PROBLEM DESCRIPTION | Copy out each line exactly as it appears.

RECORDS SHOWN |
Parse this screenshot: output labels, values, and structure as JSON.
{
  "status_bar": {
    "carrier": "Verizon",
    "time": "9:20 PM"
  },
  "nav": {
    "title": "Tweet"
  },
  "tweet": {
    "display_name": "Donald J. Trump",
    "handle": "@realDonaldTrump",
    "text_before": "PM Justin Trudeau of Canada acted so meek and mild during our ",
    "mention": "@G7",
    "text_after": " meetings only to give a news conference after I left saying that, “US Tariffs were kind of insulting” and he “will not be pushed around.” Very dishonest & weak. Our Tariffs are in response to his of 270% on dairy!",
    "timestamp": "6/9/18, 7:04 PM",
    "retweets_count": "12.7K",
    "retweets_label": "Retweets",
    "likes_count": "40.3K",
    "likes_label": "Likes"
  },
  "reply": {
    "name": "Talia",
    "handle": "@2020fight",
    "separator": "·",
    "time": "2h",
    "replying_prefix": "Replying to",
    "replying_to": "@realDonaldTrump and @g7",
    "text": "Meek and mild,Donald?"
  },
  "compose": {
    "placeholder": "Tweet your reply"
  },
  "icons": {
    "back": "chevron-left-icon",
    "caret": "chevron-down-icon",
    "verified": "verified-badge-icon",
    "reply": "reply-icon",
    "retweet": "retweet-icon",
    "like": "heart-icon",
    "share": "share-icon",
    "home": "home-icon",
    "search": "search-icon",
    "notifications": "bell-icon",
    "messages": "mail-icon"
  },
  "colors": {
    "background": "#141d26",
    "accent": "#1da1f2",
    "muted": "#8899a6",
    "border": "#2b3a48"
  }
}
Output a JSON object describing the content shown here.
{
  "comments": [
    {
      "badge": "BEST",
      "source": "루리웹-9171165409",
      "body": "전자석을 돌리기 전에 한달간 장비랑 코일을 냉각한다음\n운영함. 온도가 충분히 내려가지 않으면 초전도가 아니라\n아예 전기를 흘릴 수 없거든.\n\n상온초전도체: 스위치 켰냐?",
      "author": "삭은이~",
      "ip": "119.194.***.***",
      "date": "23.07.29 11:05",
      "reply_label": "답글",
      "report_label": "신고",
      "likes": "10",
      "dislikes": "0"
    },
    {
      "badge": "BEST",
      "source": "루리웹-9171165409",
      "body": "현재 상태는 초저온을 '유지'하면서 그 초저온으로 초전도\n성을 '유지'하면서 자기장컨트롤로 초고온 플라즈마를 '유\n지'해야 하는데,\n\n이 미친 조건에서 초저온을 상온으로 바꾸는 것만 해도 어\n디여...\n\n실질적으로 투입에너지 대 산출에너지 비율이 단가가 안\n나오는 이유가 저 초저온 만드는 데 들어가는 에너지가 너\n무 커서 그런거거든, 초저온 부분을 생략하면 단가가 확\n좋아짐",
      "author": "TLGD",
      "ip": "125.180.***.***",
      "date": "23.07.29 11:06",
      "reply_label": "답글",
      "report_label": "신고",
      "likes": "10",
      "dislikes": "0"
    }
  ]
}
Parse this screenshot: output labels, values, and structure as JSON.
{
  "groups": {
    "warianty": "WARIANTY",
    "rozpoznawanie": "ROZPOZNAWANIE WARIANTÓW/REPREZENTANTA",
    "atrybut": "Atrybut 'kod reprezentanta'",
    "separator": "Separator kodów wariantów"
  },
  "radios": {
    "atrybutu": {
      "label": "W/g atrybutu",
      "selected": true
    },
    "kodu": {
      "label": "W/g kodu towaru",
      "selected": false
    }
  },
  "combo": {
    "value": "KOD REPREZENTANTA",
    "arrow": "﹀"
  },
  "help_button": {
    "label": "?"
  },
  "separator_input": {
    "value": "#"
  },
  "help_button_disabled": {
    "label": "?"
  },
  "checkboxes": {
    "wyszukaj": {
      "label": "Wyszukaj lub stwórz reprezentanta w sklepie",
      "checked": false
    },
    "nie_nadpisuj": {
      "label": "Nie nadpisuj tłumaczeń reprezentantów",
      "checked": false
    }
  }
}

RESPONSE TO THIS EXERCISE |
Parse this screenshot: output labels, values, and structure as JSON.
{
  "status_bar": {
    "carrier": "Verizon",
    "time": "9:20 PM"
  },
  "nav": {
    "title": "Tweet"
  },
  "tweet": {
    "display_name": "Donald J. Trump",
    "handle": "@realDonaldTrump",
    "text_before": "PM Justin Trudeau of Canada acted so meek and mild during our ",
    "mention": "@G7",
    "text_after": " meetings only to give a news conference after I left saying that, “US Tariffs were kind of insulting” and he “will not be pushed around.” Very dishonest & weak. Our Tariffs are in response to his of 270% on dairy!",
    "timestamp": "6/9/18, 7:04 PM",
    "retweets_count": "12.7K",
    "retweets_label": "Retweets",
    "likes_count": "40.3K",
    "likes_label": "Likes"
  },
  "reply": {
    "name": "Talia",
    "handle": "@2020fight",
    "separator": "·",
    "time": "2h",
    "replying_prefix": "Replying to",
    "replying_to": "@realDonaldTrump and @g7",
    "text": "Meek and mild,Donald?"
  },
  "compose": {
    "placeholder": "Tweet your reply"
  },
  "icons": {
    "back": "chevron-left-icon",
    "caret": "chevron-down-icon",
    "verified": "verified-badge-icon",
    "reply": "reply-icon",
    "retweet": "retweet-icon",
    "like": "heart-icon",
    "share": "share-icon",
    "home": "home-icon",
    "search": "search-icon",
    "notifications": "bell-icon",
    "messages": "mail-icon"
  },
  "colors": {
    "background": "#141d26",
    "accent": "#1da1f2",
    "muted": "#8899a6",
    "border": "#2b3a48"
  }
}
Output a JSON object describing the content shown here.
{
  "comments": [
    {
      "badge": "BEST",
      "source": "루리웹-9171165409",
      "body": "전자석을 돌리기 전에 한달간 장비랑 코일을 냉각한다음\n운영함. 온도가 충분히 내려가지 않으면 초전도가 아니라\n아예 전기를 흘릴 수 없거든.\n\n상온초전도체: 스위치 켰냐?",
      "author": "삭은이~",
      "ip": "119.194.***.***",
      "date": "23.07.29 11:05",
      "reply_label": "답글",
      "report_label": "신고",
      "likes": "10",
      "dislikes": "0"
    },
    {
      "badge": "BEST",
      "source": "루리웹-9171165409",
      "body": "현재 상태는 초저온을 '유지'하면서 그 초저온으로 초전도\n성을 '유지'하면서 자기장컨트롤로 초고온 플라즈마를 '유\n지'해야 하는데,\n\n이 미친 조건에서 초저온을 상온으로 바꾸는 것만 해도 어\n디여...\n\n실질적으로 투입에너지 대 산출에너지 비율이 단가가 안\n나오는 이유가 저 초저온 만드는 데 들어가는 에너지가 너\n무 커서 그런거거든, 초저온 부분을 생략하면 단가가 확\n좋아짐",
      "author": "TLGD",
      "ip": "125.180.***.***",
      "date": "23.07.29 11:06",
      "reply_label": "답글",
      "report_label": "신고",
      "likes": "10",
      "dislikes": "0"
    }
  ]
}
Parse this screenshot: output labels, values, and structure as JSON.
{
  "groups": {
    "warianty": "WARIANTY",
    "rozpoznawanie": "ROZPOZNAWANIE WARIANTÓW/REPREZENTANTA",
    "atrybut": "Atrybut 'kod reprezentanta'",
    "separator": "Separator kodów wariantów"
  },
  "radios": {
    "atrybutu": {
      "label": "W/g atrybutu",
      "selected": true
    },
    "kodu": {
      "label": "W/g kodu towaru",
      "selected": false
    }
  },
  "combo": {
    "value": "KOD REPREZENTANTA",
    "arrow": "﹀"
  },
  "help_button": {
    "label": "?"
  },
  "separator_input": {
    "value": "#"
  },
  "help_button_disabled": {
    "label": "?"
  },
  "checkboxes": {
    "wyszukaj": {
      "label": "Wyszukaj lub stwórz reprezentanta w sklepie",
      "checked": false
    },
    "nie_nadpisuj": {
      "label": "Nie nadpisuj tłumaczeń reprezentantów",
      "checked": false
    }
  }
}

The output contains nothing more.